Stored data entries
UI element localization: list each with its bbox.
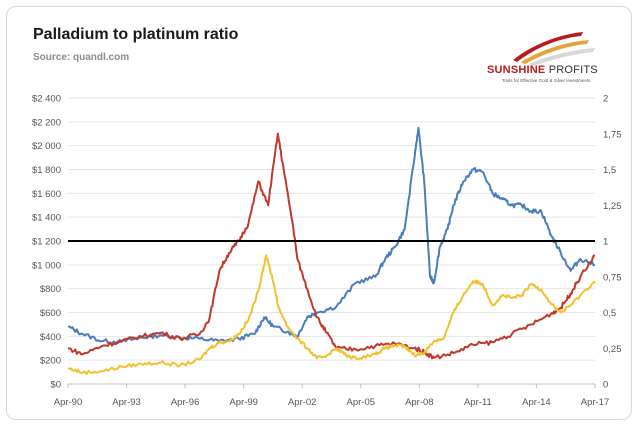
x-tick-label: Apr-11 xyxy=(464,397,492,408)
y-left-tick-label: $0 xyxy=(50,380,61,391)
x-tick-label: Apr-08 xyxy=(405,397,434,408)
chart-title: Palladium to platinum ratio xyxy=(33,26,239,43)
series-lines xyxy=(67,126,596,375)
x-tick-label: Apr-17 xyxy=(581,397,610,408)
x-tick-label: Apr-96 xyxy=(171,397,200,408)
x-axis-ticks: Apr-90 Apr-93 Apr-96 Apr-99 Apr-02 Apr-05 Apr-… xyxy=(54,383,610,408)
y-right-tick-label: 0,5 xyxy=(603,308,616,319)
x-tick-label: Apr-02 xyxy=(288,397,317,408)
y-left-tick-label: $1 200 xyxy=(32,237,61,248)
y-left-tick-label: $1 800 xyxy=(32,165,61,176)
x-tick-label: Apr-05 xyxy=(347,397,376,408)
chart-card xyxy=(6,6,632,420)
y-left-tick-label: $400 xyxy=(40,332,61,343)
sunshine-profits-logo-icon xyxy=(513,32,595,66)
x-tick-label: Apr-14 xyxy=(522,397,551,408)
y-right-tick-label: 1,5 xyxy=(603,165,616,176)
left-axis-ticks: $2 400 $2 200 $2 000 $1 800 $1 600 $1 400 $1 2… xyxy=(32,94,61,391)
y-right-tick-label: 1,75 xyxy=(603,129,622,140)
x-tick-label: Apr-90 xyxy=(54,397,83,408)
x-tick-label: Apr-99 xyxy=(229,397,258,408)
y-right-tick-label: 2 xyxy=(603,94,608,105)
y-left-tick-label: $1 600 xyxy=(32,189,61,200)
y-left-tick-label: $600 xyxy=(40,308,61,319)
y-right-tick-label: 0,25 xyxy=(603,344,622,355)
y-left-tick-label: $1 400 xyxy=(32,213,61,224)
y-right-tick-label: 0,75 xyxy=(603,272,622,283)
y-right-tick-label: 1 xyxy=(603,237,608,248)
y-right-tick-label: 1,25 xyxy=(603,201,622,212)
chart-source: Source: quandl.com xyxy=(33,52,130,63)
y-left-tick-label: $800 xyxy=(40,284,61,295)
y-left-tick-label: $2 400 xyxy=(32,94,61,105)
right-axis-ticks: 2 1,75 1,5 1,25 1 0,75 0,5 0,25 0 xyxy=(603,94,622,391)
logo-tagline: Tools for Effective Gold & Silver Invest… xyxy=(502,78,591,83)
y-left-tick-label: $2 200 xyxy=(32,117,61,128)
series-line xyxy=(67,254,596,375)
x-tick-label: Apr-93 xyxy=(112,397,141,408)
y-right-tick-label: 0 xyxy=(603,380,608,391)
series-line xyxy=(67,132,596,360)
logo-name: SUNSHINE PROFITS xyxy=(487,64,598,76)
y-left-tick-label: $1 000 xyxy=(32,260,61,271)
y-left-tick-label: $2 000 xyxy=(32,141,61,152)
y-left-tick-label: $200 xyxy=(40,356,61,367)
series-line xyxy=(67,126,596,345)
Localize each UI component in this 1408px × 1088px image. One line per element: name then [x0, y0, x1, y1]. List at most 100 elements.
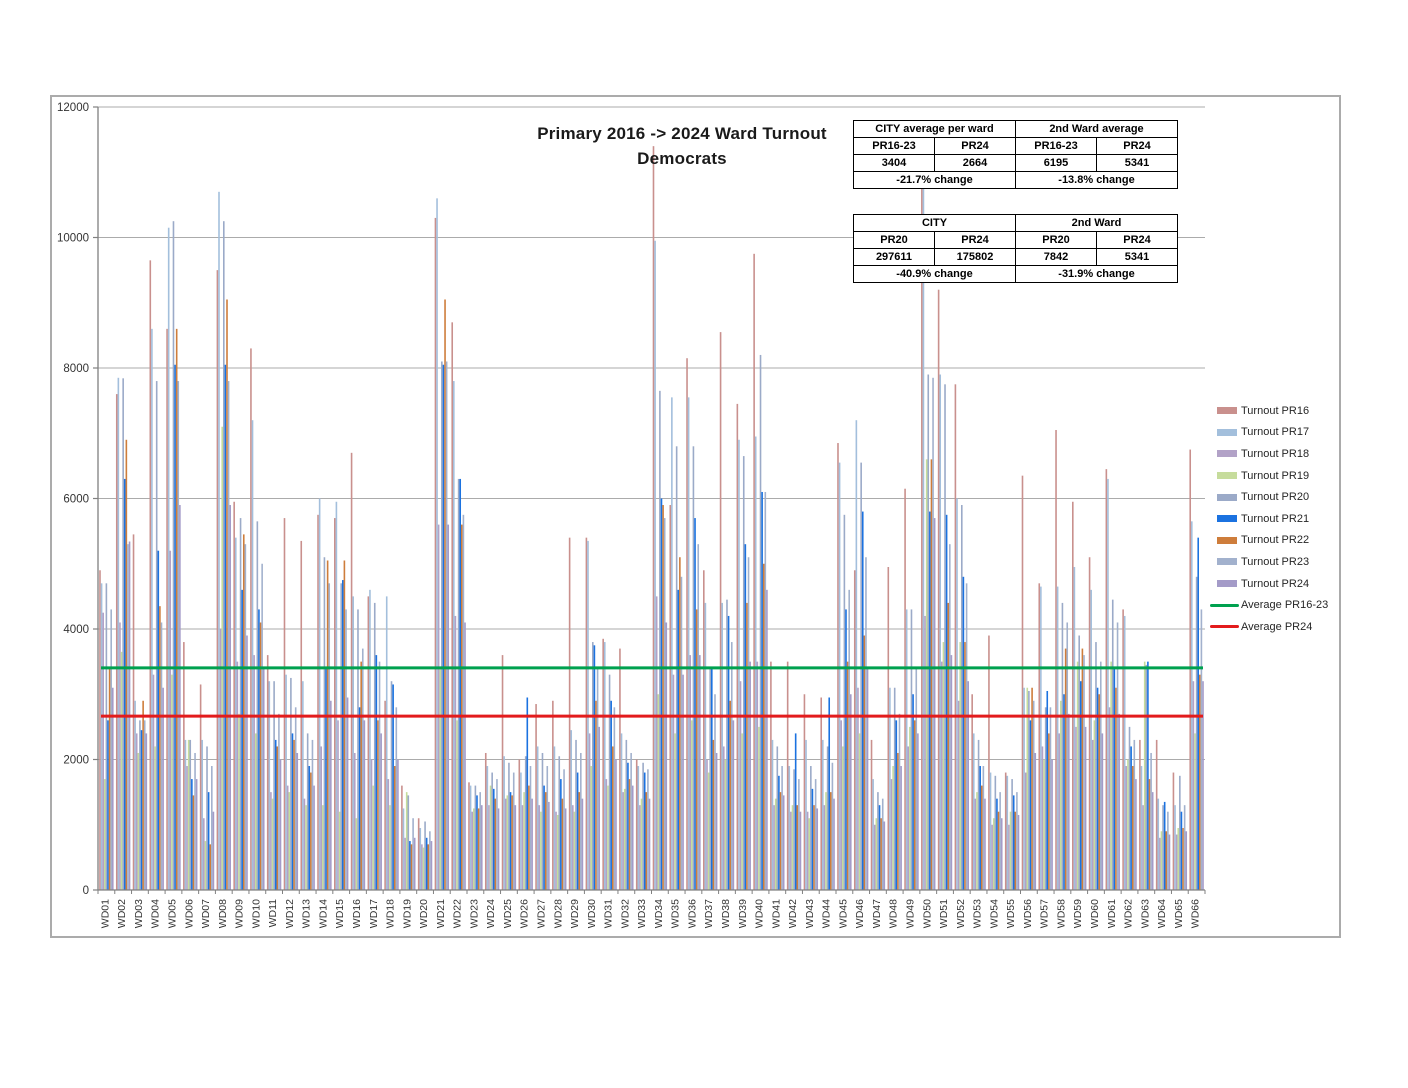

[Exercise goal]
Copy every line of the records above word for word, leaving the pictures out.

[Completed exercise]
UI element localization: list each with its bbox.
x-tick-label: Apr-11 xyxy=(464,397,492,408)
y-left-tick-label: $0 xyxy=(50,380,61,391)
x-tick-label: Apr-08 xyxy=(405,397,434,408)
chart-title: Palladium to platinum ratio xyxy=(33,26,239,43)
series-lines xyxy=(67,126,596,375)
x-tick-label: Apr-17 xyxy=(581,397,610,408)
x-tick-label: Apr-96 xyxy=(171,397,200,408)
x-axis-ticks: Apr-90 Apr-93 Apr-96 Apr-99 Apr-02 Apr-05 Apr-… xyxy=(54,383,610,408)
y-right-tick-label: 0,5 xyxy=(603,308,616,319)
x-tick-label: Apr-02 xyxy=(288,397,317,408)
y-left-tick-label: $1 200 xyxy=(32,237,61,248)
y-left-tick-label: $1 800 xyxy=(32,165,61,176)
x-tick-label: Apr-05 xyxy=(347,397,376,408)
chart-card xyxy=(6,6,632,420)
y-left-tick-label: $400 xyxy=(40,332,61,343)
sunshine-profits-logo-icon xyxy=(513,32,595,66)
x-tick-label: Apr-14 xyxy=(522,397,551,408)
y-right-tick-label: 1,5 xyxy=(603,165,616,176)
left-axis-ticks: $2 400 $2 200 $2 000 $1 800 $1 600 $1 400 $1 2… xyxy=(32,94,61,391)
y-right-tick-label: 1,75 xyxy=(603,129,622,140)
x-tick-label: Apr-90 xyxy=(54,397,83,408)
x-tick-label: Apr-99 xyxy=(229,397,258,408)
y-right-tick-label: 2 xyxy=(603,94,608,105)
y-left-tick-label: $1 600 xyxy=(32,189,61,200)
y-left-tick-label: $600 xyxy=(40,308,61,319)
y-right-tick-label: 0,25 xyxy=(603,344,622,355)
y-left-tick-label: $1 400 xyxy=(32,213,61,224)
y-right-tick-label: 0,75 xyxy=(603,272,622,283)
y-right-tick-label: 1 xyxy=(603,237,608,248)
y-right-tick-label: 1,25 xyxy=(603,201,622,212)
chart-source: Source: quandl.com xyxy=(33,52,130,63)
y-left-tick-label: $800 xyxy=(40,284,61,295)
y-left-tick-label: $2 400 xyxy=(32,94,61,105)
right-axis-ticks: 2 1,75 1,5 1,25 1 0,75 0,5 0,25 0 xyxy=(603,94,622,391)
logo-tagline: Tools for Effective Gold & Silver Invest… xyxy=(502,78,591,83)
y-left-tick-label: $2 200 xyxy=(32,117,61,128)
series-line xyxy=(67,254,596,375)
x-tick-label: Apr-93 xyxy=(112,397,141,408)
y-right-tick-label: 0 xyxy=(603,380,608,391)
series-line xyxy=(67,132,596,360)
logo-name: SUNSHINE PROFITS xyxy=(487,64,598,76)
y-left-tick-label: $1 000 xyxy=(32,260,61,271)
y-left-tick-label: $2 000 xyxy=(32,141,61,152)
y-left-tick-label: $200 xyxy=(40,356,61,367)
series-line xyxy=(67,126,596,345)
Localize each UI component in this 1408px × 1088px image. One line per element: name then [x0, y0, x1, y1]. List at most 100 elements.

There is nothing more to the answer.